__PROVIDED RECORDS__:
+===+

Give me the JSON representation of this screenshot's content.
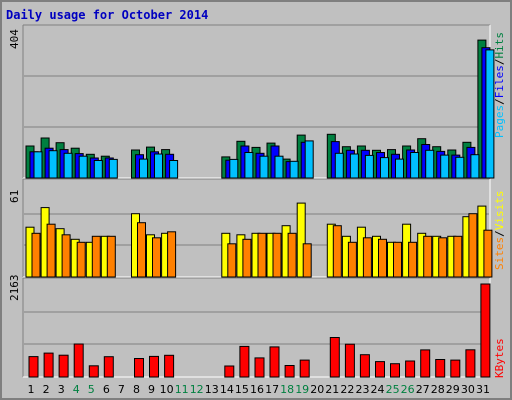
{
  "chart_data": {
    "type": "bar",
    "title": "Daily usage for October 2014",
    "x": [
      "1",
      "2",
      "3",
      "4",
      "5",
      "6",
      "7",
      "8",
      "9",
      "10",
      "11",
      "12",
      "13",
      "14",
      "15",
      "16",
      "17",
      "18",
      "19",
      "20",
      "21",
      "22",
      "23",
      "24",
      "25",
      "26",
      "27",
      "28",
      "29",
      "30",
      "31"
    ],
    "weekend_days": [
      "4",
      "5",
      "11",
      "12",
      "18",
      "19",
      "25",
      "26"
    ],
    "panels": [
      {
        "name": "hits-files-pages",
        "max_label": "404",
        "ymax": 404,
        "right_labels": [
          {
            "text": "Pages",
            "color": "#00c0ff"
          },
          {
            "text": "/",
            "color": "#000000"
          },
          {
            "text": "Files",
            "color": "#0000ff"
          },
          {
            "text": "/",
            "color": "#000000"
          },
          {
            "text": "Hits",
            "color": "#008040"
          }
        ],
        "series": [
          {
            "name": "Hits",
            "color": "#008040",
            "values": [
              88,
              110,
              97,
              82,
              65,
              60,
              0,
              77,
              85,
              78,
              0,
              0,
              0,
              58,
              101,
              84,
              96,
              52,
              118,
              0,
              120,
              86,
              88,
              76,
              78,
              88,
              108,
              86,
              77,
              98,
              379
            ]
          },
          {
            "name": "Files",
            "color": "#0000ff",
            "values": [
              72,
              82,
              78,
              67,
              55,
              55,
              0,
              64,
              72,
              65,
              0,
              0,
              0,
              49,
              88,
              68,
              88,
              45,
              98,
              0,
              100,
              76,
              76,
              70,
              65,
              77,
              92,
              73,
              63,
              84,
              358
            ]
          },
          {
            "name": "Pages",
            "color": "#00c0ff",
            "values": [
              72,
              75,
              68,
              60,
              48,
              51,
              0,
              52,
              66,
              48,
              0,
              0,
              0,
              51,
              70,
              60,
              60,
              46,
              102,
              0,
              68,
              66,
              62,
              56,
              52,
              70,
              76,
              63,
              57,
              64,
              352
            ]
          }
        ]
      },
      {
        "name": "visits-sites",
        "max_label": "61",
        "ymax": 61,
        "right_labels": [
          {
            "text": "Sites",
            "color": "#ff8000"
          },
          {
            "text": "/",
            "color": "#000000"
          },
          {
            "text": "Visits",
            "color": "#ffff00"
          }
        ],
        "series": [
          {
            "name": "Visits",
            "color": "#ffff00",
            "values": [
              33,
              46,
              32,
              25,
              23,
              27,
              0,
              42,
              28,
              29,
              0,
              0,
              0,
              29,
              28,
              29,
              29,
              34,
              49,
              0,
              35,
              27,
              33,
              27,
              23,
              35,
              29,
              27,
              27,
              40,
              47
            ]
          },
          {
            "name": "Sites",
            "color": "#ff8000",
            "values": [
              29,
              35,
              28,
              23,
              27,
              27,
              0,
              36,
              26,
              30,
              0,
              0,
              0,
              22,
              25,
              29,
              29,
              29,
              22,
              0,
              34,
              23,
              26,
              25,
              23,
              23,
              27,
              26,
              27,
              42,
              31
            ]
          }
        ]
      },
      {
        "name": "kbytes",
        "max_label": "2163",
        "ymax": 2163,
        "right_labels": [
          {
            "text": "KBytes",
            "color": "#ff0000"
          }
        ],
        "series": [
          {
            "name": "KBytes",
            "color": "#ff0000",
            "values": [
              474,
              555,
              508,
              768,
              260,
              472,
              0,
              430,
              480,
              504,
              0,
              0,
              0,
              256,
              711,
              445,
              700,
              268,
              394,
              0,
              918,
              763,
              518,
              358,
              309,
              371,
              630,
              406,
              392,
              632,
              2163
            ]
          }
        ]
      }
    ]
  }
}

+===+

Make an exact copy of the listing above. Do not include the pictures.

Give me the JSON representation of this screenshot's content.
{
  "chart_data": {
    "type": "bar",
    "title": "Daily usage for October 2014",
    "x": [
      "1",
      "2",
      "3",
      "4",
      "5",
      "6",
      "7",
      "8",
      "9",
      "10",
      "11",
      "12",
      "13",
      "14",
      "15",
      "16",
      "17",
      "18",
      "19",
      "20",
      "21",
      "22",
      "23",
      "24",
      "25",
      "26",
      "27",
      "28",
      "29",
      "30",
      "31"
    ],
    "weekend_days": [
      "4",
      "5",
      "11",
      "12",
      "18",
      "19",
      "25",
      "26"
    ],
    "panels": [
      {
        "name": "hits-files-pages",
        "max_label": "404",
        "ymax": 404,
        "right_labels": [
          {
            "text": "Pages",
            "color": "#00c0ff"
          },
          {
            "text": "/",
            "color": "#000000"
          },
          {
            "text": "Files",
            "color": "#0000ff"
          },
          {
            "text": "/",
            "color": "#000000"
          },
          {
            "text": "Hits",
            "color": "#008040"
          }
        ],
        "series": [
          {
            "name": "Hits",
            "color": "#008040",
            "values": [
              88,
              110,
              97,
              82,
              65,
              60,
              0,
              77,
              85,
              78,
              0,
              0,
              0,
              58,
              101,
              84,
              96,
              52,
              118,
              0,
              120,
              86,
              88,
              76,
              78,
              88,
              108,
              86,
              77,
              98,
              379
            ]
          },
          {
            "name": "Files",
            "color": "#0000ff",
            "values": [
              72,
              82,
              78,
              67,
              55,
              55,
              0,
              64,
              72,
              65,
              0,
              0,
              0,
              49,
              88,
              68,
              88,
              45,
              98,
              0,
              100,
              76,
              76,
              70,
              65,
              77,
              92,
              73,
              63,
              84,
              358
            ]
          },
          {
            "name": "Pages",
            "color": "#00c0ff",
            "values": [
              72,
              75,
              68,
              60,
              48,
              51,
              0,
              52,
              66,
              48,
              0,
              0,
              0,
              51,
              70,
              60,
              60,
              46,
              102,
              0,
              68,
              66,
              62,
              56,
              52,
              70,
              76,
              63,
              57,
              64,
              352
            ]
          }
        ]
      },
      {
        "name": "visits-sites",
        "max_label": "61",
        "ymax": 61,
        "right_labels": [
          {
            "text": "Sites",
            "color": "#ff8000"
          },
          {
            "text": "/",
            "color": "#000000"
          },
          {
            "text": "Visits",
            "color": "#ffff00"
          }
        ],
        "series": [
          {
            "name": "Visits",
            "color": "#ffff00",
            "values": [
              33,
              46,
              32,
              25,
              23,
              27,
              0,
              42,
              28,
              29,
              0,
              0,
              0,
              29,
              28,
              29,
              29,
              34,
              49,
              0,
              35,
              27,
              33,
              27,
              23,
              35,
              29,
              27,
              27,
              40,
              47
            ]
          },
          {
            "name": "Sites",
            "color": "#ff8000",
            "values": [
              29,
              35,
              28,
              23,
              27,
              27,
              0,
              36,
              26,
              30,
              0,
              0,
              0,
              22,
              25,
              29,
              29,
              29,
              22,
              0,
              34,
              23,
              26,
              25,
              23,
              23,
              27,
              26,
              27,
              42,
              31
            ]
          }
        ]
      },
      {
        "name": "kbytes",
        "max_label": "2163",
        "ymax": 2163,
        "right_labels": [
          {
            "text": "KBytes",
            "color": "#ff0000"
          }
        ],
        "series": [
          {
            "name": "KBytes",
            "color": "#ff0000",
            "values": [
              474,
              555,
              508,
              768,
              260,
              472,
              0,
              430,
              480,
              504,
              0,
              0,
              0,
              256,
              711,
              445,
              700,
              268,
              394,
              0,
              918,
              763,
              518,
              358,
              309,
              371,
              630,
              406,
              392,
              632,
              2163
            ]
          }
        ]
      }
    ]
  }
}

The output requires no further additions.